EXERCISE OBJECTIVE
Search the entries below. Return every line that has "RegularPolygon" in it.

RECORDS TO USE
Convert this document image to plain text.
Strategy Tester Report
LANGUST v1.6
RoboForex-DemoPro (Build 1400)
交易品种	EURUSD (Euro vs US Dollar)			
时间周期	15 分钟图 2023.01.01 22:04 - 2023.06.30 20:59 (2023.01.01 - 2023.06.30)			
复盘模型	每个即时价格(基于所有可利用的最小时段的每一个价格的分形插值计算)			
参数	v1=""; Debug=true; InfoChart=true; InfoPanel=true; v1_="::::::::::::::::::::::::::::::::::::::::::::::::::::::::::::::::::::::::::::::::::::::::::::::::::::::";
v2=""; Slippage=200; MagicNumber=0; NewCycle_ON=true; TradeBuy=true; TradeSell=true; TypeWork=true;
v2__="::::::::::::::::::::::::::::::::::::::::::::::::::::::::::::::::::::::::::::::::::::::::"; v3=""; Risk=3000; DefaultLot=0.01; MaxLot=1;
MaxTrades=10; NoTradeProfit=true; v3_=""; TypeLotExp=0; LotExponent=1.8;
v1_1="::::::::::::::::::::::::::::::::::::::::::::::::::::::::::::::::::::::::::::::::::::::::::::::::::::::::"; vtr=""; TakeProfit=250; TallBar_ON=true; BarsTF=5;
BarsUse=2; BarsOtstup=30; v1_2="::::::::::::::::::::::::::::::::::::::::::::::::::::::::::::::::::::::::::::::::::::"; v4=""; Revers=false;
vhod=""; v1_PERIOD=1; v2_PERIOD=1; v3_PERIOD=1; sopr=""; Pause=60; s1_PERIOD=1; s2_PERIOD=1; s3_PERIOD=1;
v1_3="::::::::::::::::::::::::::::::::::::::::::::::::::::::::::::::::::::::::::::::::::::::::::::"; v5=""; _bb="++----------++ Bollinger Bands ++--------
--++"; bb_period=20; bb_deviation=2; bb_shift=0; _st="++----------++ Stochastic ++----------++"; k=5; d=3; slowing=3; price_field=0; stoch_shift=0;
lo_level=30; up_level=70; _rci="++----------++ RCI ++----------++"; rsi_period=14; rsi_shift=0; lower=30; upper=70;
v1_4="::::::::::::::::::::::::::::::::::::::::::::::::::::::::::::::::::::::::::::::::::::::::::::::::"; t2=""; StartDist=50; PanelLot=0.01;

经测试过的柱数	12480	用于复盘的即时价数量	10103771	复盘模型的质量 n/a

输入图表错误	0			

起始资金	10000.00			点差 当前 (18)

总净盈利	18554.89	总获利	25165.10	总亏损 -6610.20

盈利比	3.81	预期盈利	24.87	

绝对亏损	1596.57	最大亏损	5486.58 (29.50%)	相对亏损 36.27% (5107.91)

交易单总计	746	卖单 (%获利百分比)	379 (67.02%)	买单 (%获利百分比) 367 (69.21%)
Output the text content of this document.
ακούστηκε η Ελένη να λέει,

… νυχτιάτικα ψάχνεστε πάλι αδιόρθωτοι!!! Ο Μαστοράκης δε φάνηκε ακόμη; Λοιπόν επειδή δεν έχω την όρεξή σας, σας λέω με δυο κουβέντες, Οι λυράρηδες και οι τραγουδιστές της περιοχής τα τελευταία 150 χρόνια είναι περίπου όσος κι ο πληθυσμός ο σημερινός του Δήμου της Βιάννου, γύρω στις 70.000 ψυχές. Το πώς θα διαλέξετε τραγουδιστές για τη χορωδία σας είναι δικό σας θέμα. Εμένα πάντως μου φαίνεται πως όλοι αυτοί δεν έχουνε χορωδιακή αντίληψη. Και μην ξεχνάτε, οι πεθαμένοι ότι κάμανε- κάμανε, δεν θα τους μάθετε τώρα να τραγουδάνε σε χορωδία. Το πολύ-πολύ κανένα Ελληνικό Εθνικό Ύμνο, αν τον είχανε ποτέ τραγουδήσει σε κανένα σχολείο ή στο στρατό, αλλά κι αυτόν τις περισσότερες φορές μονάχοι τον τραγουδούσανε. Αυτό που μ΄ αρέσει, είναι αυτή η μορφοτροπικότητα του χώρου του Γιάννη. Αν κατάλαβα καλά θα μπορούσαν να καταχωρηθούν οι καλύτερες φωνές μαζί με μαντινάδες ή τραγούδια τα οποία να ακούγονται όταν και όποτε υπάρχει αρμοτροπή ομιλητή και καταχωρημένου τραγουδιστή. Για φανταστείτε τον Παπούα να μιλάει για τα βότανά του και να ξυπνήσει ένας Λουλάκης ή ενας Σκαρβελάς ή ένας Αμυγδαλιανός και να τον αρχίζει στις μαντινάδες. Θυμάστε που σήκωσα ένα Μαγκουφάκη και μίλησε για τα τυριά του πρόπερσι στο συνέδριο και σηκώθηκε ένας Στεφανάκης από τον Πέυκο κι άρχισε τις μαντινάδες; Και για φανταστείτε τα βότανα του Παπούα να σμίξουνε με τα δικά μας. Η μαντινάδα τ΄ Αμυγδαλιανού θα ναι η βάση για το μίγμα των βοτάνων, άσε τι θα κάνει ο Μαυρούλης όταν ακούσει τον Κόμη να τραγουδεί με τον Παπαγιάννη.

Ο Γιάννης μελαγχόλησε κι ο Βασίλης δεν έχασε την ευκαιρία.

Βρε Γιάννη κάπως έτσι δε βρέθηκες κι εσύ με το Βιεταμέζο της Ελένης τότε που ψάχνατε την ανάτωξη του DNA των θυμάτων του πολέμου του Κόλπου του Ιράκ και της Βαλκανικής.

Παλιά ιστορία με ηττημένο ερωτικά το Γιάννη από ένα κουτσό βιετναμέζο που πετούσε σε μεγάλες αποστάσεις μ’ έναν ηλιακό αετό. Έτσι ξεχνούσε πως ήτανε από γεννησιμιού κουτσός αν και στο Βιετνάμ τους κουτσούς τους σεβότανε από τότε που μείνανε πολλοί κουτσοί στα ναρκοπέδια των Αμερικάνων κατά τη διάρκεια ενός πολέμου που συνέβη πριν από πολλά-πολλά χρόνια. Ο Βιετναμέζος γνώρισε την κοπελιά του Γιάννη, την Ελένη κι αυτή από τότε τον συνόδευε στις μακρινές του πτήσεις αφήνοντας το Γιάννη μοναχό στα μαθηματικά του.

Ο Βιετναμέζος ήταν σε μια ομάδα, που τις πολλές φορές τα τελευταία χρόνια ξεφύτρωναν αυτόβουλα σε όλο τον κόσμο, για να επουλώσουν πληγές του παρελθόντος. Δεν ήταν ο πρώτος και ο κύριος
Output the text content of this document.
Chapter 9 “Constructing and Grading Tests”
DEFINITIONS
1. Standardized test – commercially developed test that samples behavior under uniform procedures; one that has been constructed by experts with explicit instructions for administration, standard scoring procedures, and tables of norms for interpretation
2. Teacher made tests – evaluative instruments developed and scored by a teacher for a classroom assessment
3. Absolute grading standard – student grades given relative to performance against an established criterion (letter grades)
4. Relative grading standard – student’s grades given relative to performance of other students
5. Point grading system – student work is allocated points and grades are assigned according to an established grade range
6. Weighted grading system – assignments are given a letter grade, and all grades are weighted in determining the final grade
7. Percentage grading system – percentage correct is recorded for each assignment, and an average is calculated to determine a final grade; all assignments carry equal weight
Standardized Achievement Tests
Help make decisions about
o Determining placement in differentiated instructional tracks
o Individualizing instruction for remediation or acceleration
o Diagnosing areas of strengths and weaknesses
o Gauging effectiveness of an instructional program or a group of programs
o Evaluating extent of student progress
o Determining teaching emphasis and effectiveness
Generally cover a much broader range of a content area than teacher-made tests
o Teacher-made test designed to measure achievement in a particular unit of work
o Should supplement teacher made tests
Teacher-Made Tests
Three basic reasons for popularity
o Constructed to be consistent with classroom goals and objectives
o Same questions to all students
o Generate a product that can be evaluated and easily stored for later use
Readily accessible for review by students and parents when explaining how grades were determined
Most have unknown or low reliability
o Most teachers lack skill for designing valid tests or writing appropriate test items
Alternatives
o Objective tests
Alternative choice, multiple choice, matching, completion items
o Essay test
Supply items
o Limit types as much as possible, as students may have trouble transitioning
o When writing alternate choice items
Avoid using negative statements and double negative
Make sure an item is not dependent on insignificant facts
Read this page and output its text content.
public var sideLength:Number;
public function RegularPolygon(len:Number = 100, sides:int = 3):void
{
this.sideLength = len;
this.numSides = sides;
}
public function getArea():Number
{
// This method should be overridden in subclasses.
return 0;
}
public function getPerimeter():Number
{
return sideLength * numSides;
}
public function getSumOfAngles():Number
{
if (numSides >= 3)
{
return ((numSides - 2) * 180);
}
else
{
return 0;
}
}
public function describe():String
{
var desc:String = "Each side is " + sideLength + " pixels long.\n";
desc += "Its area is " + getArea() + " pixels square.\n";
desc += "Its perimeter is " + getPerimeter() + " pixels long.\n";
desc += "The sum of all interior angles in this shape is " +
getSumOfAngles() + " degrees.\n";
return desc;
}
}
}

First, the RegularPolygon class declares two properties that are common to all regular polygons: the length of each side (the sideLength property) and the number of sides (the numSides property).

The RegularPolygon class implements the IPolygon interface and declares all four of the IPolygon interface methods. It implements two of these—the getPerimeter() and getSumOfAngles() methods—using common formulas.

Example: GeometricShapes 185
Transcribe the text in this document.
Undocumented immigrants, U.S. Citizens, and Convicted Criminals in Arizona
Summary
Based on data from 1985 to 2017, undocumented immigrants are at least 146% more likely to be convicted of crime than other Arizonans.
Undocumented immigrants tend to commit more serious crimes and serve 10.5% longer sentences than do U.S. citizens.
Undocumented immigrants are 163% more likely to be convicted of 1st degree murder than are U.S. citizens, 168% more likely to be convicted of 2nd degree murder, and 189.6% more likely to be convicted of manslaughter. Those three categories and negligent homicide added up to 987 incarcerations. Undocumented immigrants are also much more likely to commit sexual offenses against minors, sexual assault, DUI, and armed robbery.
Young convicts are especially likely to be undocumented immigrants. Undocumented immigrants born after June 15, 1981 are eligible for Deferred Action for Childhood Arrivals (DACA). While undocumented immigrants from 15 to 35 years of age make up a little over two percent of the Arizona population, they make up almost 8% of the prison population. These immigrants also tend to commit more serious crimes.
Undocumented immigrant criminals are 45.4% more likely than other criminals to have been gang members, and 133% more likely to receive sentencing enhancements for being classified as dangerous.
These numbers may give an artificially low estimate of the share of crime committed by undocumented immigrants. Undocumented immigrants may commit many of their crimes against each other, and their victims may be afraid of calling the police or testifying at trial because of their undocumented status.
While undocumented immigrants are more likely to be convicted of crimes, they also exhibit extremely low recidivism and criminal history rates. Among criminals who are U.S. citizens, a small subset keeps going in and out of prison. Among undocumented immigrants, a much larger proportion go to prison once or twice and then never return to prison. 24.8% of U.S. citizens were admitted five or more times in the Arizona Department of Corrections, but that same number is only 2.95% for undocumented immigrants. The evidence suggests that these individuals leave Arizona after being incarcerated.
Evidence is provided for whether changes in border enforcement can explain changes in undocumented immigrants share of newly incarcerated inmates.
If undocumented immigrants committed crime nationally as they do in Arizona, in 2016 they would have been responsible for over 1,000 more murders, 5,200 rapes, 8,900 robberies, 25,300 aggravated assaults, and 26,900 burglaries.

WRITTEN SOLUTION
public function RegularPolygon(len:Number = 100, sides:int = 3):void
First, the RegularPolygon class declares two properties that are common to all regular polygons: the length of each side (the sideLength property) and the number of sides (the numSides property).
The RegularPolygon class implements the IPolygon interface and declares all four of the IPolygon interface methods. It implements two of these—the getPerimeter() and getSumOfAngles() methods—using common formulas.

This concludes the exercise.